* **Work to be completed**
Each entry below should be echoed exactly, with pictures omitted.

* **Supplied records**
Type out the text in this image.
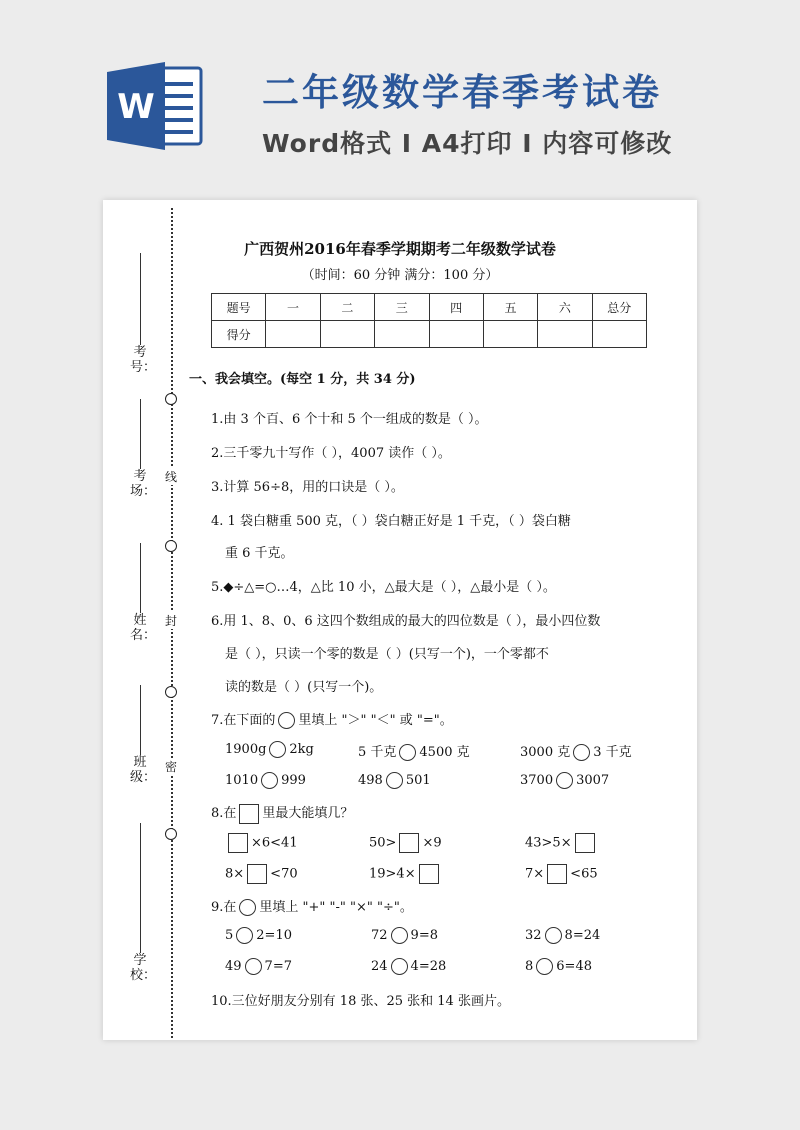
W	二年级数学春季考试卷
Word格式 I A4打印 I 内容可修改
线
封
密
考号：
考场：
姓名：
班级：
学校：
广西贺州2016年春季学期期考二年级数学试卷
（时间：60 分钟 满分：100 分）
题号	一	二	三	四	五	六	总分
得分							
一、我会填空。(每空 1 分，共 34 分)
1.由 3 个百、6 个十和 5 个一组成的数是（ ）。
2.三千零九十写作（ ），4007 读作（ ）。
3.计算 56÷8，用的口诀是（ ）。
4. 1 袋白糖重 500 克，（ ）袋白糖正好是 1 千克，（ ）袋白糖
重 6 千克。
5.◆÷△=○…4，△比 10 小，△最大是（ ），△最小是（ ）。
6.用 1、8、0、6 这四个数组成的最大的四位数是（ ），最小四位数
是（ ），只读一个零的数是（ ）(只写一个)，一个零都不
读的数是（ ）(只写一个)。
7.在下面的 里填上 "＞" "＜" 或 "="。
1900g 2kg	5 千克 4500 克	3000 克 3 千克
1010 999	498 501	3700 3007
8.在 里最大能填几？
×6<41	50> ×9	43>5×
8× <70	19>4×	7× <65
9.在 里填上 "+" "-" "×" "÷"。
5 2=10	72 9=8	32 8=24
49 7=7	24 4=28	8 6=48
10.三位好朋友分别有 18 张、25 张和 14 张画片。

* **Expected output**
Type out the text in this image.
W	二年级数学春季考试卷
Word格式 I A4打印 I 内容可修改
线
封
密
考号：
考场：
姓名：
班级：
学校：
广西贺州2016年春季学期期考二年级数学试卷
（时间：60 分钟 满分：100 分）
题号	一	二	三	四	五	六	总分
得分							
一、我会填空。(每空 1 分，共 34 分)
1.由 3 个百、6 个十和 5 个一组成的数是（ ）。
2.三千零九十写作（ ），4007 读作（ ）。
3.计算 56÷8，用的口诀是（ ）。
4. 1 袋白糖重 500 克，（ ）袋白糖正好是 1 千克，（ ）袋白糖
重 6 千克。
5.◆÷△=○…4，△比 10 小，△最大是（ ），△最小是（ ）。
6.用 1、8、0、6 这四个数组成的最大的四位数是（ ），最小四位数
是（ ），只读一个零的数是（ ）(只写一个)，一个零都不
读的数是（ ）(只写一个)。
7.在下面的 里填上 "＞" "＜" 或 "="。
1900g 2kg	5 千克 4500 克	3000 克 3 千克
1010 999	498 501	3700 3007
8.在 里最大能填几？
×6<41	50> ×9	43>5×
8× <70	19>4×	7× <65
9.在 里填上 "+" "-" "×" "÷"。
5 2=10	72 9=8	32 8=24
49 7=7	24 4=28	8 6=48
10.三位好朋友分别有 18 张、25 张和 14 张画片。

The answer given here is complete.